● Work instructions
Reproduce the material in full, unchanged.

● Items
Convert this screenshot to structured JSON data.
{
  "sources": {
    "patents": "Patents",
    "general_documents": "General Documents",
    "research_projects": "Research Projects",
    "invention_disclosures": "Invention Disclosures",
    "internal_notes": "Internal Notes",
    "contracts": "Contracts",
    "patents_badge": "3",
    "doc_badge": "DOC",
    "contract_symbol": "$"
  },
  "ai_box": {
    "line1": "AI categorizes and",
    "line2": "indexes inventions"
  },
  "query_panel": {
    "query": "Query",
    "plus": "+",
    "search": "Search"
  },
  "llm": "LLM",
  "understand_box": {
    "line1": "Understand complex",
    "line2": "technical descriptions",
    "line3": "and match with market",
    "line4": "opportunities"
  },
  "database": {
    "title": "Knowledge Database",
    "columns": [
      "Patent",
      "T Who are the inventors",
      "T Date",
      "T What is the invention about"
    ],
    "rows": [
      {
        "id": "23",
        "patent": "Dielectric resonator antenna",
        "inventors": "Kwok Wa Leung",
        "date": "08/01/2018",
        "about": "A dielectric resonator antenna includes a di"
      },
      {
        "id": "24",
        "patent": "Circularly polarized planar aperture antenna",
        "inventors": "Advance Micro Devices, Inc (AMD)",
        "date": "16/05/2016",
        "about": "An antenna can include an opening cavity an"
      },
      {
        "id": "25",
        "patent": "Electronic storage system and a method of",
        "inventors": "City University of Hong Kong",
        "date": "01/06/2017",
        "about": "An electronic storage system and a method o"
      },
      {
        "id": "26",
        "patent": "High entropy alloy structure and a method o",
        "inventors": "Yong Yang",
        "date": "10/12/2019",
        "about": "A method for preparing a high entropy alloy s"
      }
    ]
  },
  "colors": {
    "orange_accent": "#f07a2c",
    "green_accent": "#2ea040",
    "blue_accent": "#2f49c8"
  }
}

● Task result
Convert this screenshot to structured JSON data.
{
  "sources": {
    "patents": "Patents",
    "general_documents": "General Documents",
    "research_projects": "Research Projects",
    "invention_disclosures": "Invention Disclosures",
    "internal_notes": "Internal Notes",
    "contracts": "Contracts",
    "patents_badge": "3",
    "doc_badge": "DOC",
    "contract_symbol": "$"
  },
  "ai_box": {
    "line1": "AI categorizes and",
    "line2": "indexes inventions"
  },
  "query_panel": {
    "query": "Query",
    "plus": "+",
    "search": "Search"
  },
  "llm": "LLM",
  "understand_box": {
    "line1": "Understand complex",
    "line2": "technical descriptions",
    "line3": "and match with market",
    "line4": "opportunities"
  },
  "database": {
    "title": "Knowledge Database",
    "columns": [
      "Patent",
      "T Who are the inventors",
      "T Date",
      "T What is the invention about"
    ],
    "rows": [
      {
        "id": "23",
        "patent": "Dielectric resonator antenna",
        "inventors": "Kwok Wa Leung",
        "date": "08/01/2018",
        "about": "A dielectric resonator antenna includes a di"
      },
      {
        "id": "24",
        "patent": "Circularly polarized planar aperture antenna",
        "inventors": "Advance Micro Devices, Inc (AMD)",
        "date": "16/05/2016",
        "about": "An antenna can include an opening cavity an"
      },
      {
        "id": "25",
        "patent": "Electronic storage system and a method of",
        "inventors": "City University of Hong Kong",
        "date": "01/06/2017",
        "about": "An electronic storage system and a method o"
      },
      {
        "id": "26",
        "patent": "High entropy alloy structure and a method o",
        "inventors": "Yong Yang",
        "date": "10/12/2019",
        "about": "A method for preparing a high entropy alloy s"
      }
    ]
  },
  "colors": {
    "orange_accent": "#f07a2c",
    "green_accent": "#2ea040",
    "blue_accent": "#2f49c8"
  }
}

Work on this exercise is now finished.